**Excerpt provided:**
/Stocktalk

Data collection toolkit for social media analytics

Primary LanguagePythonMIT LicenseMIT

                        PyPI version Build Status Python Dependencies GitHub Issues License

Quickstart

Track tweet volume and sentiment in realtime

from stocktalk import streaming, visualize

streaming(credentials, 'TSLA', ['TSLA', 'Tesla'], 30, path, realtime=True, logSentiment=True)
visualize('TSLA', 30, path)

Content

Install

pip install stocktalk

Download Corpus

stocktalk-corpus
or
python -m nltk.downloader vader_lexicon

Code Examples

Twitter Streaming

from stocktalk import streaming

# Credentials to access Twitter API 
API_KEY = 'XXXXXXXXXX'
API_SECRET = 'XXXXXXXXXX'
ACCESS_TOKEN = 'XXXXXXXXXX'
ACCESS_TOKEN_SECRET = 'XXXXXXXXXX'
credentials = [API_KEY, API_SECRET, ACCESS_TOKEN, ACCESS_TOKEN_SECRET]

# First element must be ticker/name, proceeding elements are extra queries
TSLA = ['TSLA', 'Tesla']
SNAP = ['SNAP', 'Snapchat']
AAPL = ['AAPL', 'Apple']
AMZN = ['AMZN', 'Amazon']

# Variables
tickers = [TSLA,SNAP,AAPL,AMZN]  # Used for identification purposes
queries =  TSLA+SNAP+AAPL+AMZN   # Filters tweets containing one or more query 
refresh = 30                     # Process and log data every 30 seconds

# Create a folder to collect logs and temporary files
path = "/Users/Anthony/Desktop/Data/"

streaming(credentials, tickers, queries, refresh, path, \
realtime=True, logTracker=True, logTweets=True, logSentiment=True, debug=True)

Realtime Visualization

from stocktalk import visualize

# Make sure these variables are consistent with streaming.py
tickers = ['TSLA','SNAP','AAPL','AMZN']
refresh = 30
path = "/Users/Anthony/Desktop/Data/"

visualize(tickers, refresh, path)

'''
Steps to run local bokeh server
1. Make sure streaming.py is running...
2. Traverse in console to the directory containing visualize.py
3. python -m bokeh serve --show visualize.py
'''

# Note: Volume is the thick blue line while sentiment is the thin white line

Major Features

Debugging Mode
Streaming Now...

**Required actions:**
a. In the Stocktalk page's realtime visualization, which line represents volume?
b. Duplicate the portion of the Stocktalk page starting at "# Create a folder" and ending at "logTweets=True, logSentiment=True, debug=True)".
The data has no connection to the Stocktalk page.

**Source data:**
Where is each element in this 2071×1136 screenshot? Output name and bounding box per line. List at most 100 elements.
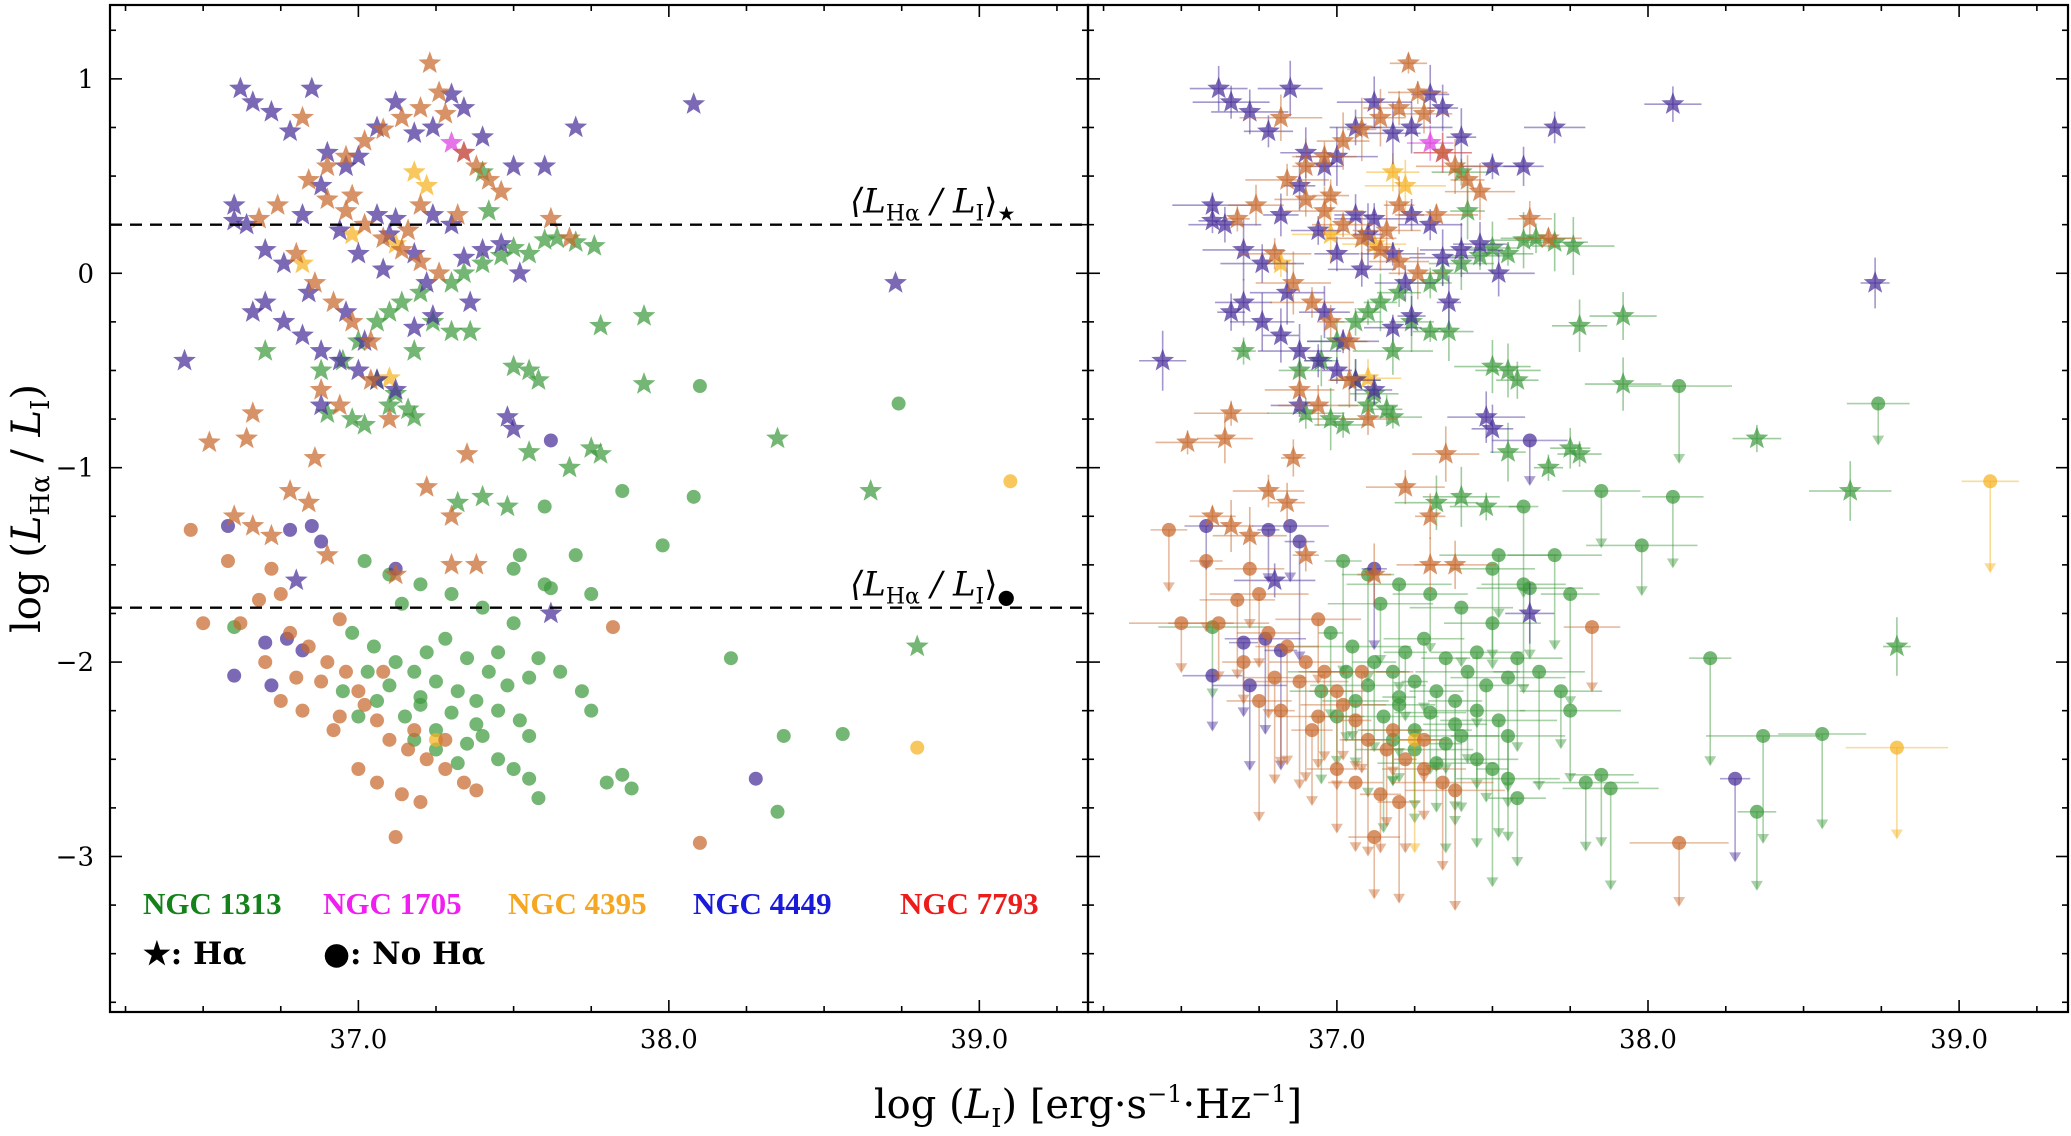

**Answers given:**
a. The thick blue line represents volume.

b.
# Create a folder to collect logs and temporary files
path = "/Users/Anthony/Desktop/Data/"

streaming(credentials, tickers, queries, refresh, path, \
realtime=True, logTracker=True, logTweets=True, logSentiment=True, debug=True)